§ **EXERCISE INSTRUCTIONS**
How many lines in the rows below contain the string "rook"? Reply with the number alone.

** start of DATA PROVIDED **

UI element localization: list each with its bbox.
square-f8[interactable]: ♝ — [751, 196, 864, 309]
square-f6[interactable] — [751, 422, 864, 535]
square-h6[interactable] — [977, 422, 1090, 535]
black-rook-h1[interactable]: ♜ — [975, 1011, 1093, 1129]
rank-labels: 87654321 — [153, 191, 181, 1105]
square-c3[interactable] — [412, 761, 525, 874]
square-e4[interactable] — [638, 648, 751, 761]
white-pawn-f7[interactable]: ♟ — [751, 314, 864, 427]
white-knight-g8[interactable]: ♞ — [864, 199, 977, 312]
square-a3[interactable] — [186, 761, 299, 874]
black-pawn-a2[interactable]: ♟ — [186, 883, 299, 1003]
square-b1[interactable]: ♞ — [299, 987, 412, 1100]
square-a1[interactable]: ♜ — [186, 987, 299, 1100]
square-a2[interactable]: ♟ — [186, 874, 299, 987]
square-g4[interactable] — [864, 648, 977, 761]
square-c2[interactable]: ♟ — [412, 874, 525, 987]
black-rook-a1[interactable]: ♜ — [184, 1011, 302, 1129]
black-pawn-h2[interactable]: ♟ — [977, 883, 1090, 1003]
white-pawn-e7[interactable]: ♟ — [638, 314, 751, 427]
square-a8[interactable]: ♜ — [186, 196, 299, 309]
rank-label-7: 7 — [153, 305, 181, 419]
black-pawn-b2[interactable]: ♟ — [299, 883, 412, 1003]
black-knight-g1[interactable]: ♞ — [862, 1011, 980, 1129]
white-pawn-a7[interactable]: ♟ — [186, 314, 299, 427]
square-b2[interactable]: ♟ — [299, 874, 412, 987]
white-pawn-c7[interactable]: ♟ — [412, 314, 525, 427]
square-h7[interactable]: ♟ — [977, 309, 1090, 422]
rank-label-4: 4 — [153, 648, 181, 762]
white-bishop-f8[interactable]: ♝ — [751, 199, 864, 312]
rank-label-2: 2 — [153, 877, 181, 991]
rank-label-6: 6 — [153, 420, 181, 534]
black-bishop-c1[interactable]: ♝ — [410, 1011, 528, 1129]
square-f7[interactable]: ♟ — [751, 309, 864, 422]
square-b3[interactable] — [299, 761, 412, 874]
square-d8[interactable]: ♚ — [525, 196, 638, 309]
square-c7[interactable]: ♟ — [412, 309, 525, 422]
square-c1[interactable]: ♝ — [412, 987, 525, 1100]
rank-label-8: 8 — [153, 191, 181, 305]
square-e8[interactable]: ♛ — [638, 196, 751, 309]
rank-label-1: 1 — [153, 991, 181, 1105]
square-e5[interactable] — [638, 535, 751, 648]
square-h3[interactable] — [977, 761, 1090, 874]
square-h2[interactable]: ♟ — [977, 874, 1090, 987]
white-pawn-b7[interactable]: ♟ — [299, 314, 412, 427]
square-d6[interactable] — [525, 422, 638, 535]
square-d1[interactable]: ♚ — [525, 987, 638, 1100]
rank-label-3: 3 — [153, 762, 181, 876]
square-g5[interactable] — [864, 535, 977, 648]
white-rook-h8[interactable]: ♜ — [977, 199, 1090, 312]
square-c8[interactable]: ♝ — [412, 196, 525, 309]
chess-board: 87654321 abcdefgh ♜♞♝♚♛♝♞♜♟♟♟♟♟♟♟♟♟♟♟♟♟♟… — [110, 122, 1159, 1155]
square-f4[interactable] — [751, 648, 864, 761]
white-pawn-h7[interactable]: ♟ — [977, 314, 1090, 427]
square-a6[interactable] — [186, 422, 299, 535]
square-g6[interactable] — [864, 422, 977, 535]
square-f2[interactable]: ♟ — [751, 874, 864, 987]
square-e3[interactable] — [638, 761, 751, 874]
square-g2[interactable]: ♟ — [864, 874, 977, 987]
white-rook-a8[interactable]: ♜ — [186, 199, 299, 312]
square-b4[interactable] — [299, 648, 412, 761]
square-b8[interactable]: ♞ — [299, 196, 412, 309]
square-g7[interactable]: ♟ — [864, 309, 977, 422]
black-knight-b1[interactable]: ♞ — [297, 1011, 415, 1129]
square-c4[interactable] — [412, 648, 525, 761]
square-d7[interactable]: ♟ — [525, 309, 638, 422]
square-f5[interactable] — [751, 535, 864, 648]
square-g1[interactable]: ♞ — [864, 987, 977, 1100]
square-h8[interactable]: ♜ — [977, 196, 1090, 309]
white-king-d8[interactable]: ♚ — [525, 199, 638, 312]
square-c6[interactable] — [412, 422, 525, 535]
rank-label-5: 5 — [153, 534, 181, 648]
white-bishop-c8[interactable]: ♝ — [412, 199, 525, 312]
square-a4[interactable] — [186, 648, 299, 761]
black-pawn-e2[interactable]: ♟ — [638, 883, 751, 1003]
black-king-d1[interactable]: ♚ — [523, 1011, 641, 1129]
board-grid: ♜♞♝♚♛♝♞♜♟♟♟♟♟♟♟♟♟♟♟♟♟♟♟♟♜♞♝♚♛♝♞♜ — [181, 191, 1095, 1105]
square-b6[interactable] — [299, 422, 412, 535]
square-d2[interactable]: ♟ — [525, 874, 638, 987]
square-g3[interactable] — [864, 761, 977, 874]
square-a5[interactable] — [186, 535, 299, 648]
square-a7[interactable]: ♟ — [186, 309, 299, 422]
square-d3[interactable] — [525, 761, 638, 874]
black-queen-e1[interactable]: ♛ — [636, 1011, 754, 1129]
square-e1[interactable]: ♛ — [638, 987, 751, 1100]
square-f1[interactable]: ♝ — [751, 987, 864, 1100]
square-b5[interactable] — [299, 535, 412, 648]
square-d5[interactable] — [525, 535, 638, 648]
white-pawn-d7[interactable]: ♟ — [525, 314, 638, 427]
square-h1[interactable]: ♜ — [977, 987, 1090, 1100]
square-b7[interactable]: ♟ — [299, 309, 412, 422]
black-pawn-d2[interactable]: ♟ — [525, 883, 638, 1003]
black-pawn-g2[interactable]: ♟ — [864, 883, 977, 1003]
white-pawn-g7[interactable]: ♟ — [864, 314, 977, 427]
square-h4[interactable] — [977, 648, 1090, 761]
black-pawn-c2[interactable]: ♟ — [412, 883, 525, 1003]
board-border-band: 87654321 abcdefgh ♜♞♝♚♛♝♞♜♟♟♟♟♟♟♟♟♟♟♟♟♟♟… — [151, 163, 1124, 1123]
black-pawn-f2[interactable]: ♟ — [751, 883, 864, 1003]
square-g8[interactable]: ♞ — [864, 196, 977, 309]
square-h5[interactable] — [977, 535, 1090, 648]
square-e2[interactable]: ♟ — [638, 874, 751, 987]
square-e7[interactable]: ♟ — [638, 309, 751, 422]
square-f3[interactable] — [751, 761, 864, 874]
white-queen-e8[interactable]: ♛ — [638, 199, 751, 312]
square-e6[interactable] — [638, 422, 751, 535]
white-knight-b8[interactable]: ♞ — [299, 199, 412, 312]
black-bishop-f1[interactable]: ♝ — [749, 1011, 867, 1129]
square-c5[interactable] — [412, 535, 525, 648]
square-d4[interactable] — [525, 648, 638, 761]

** end of DATA PROVIDED **

§ **RIGHT ANSWER**
4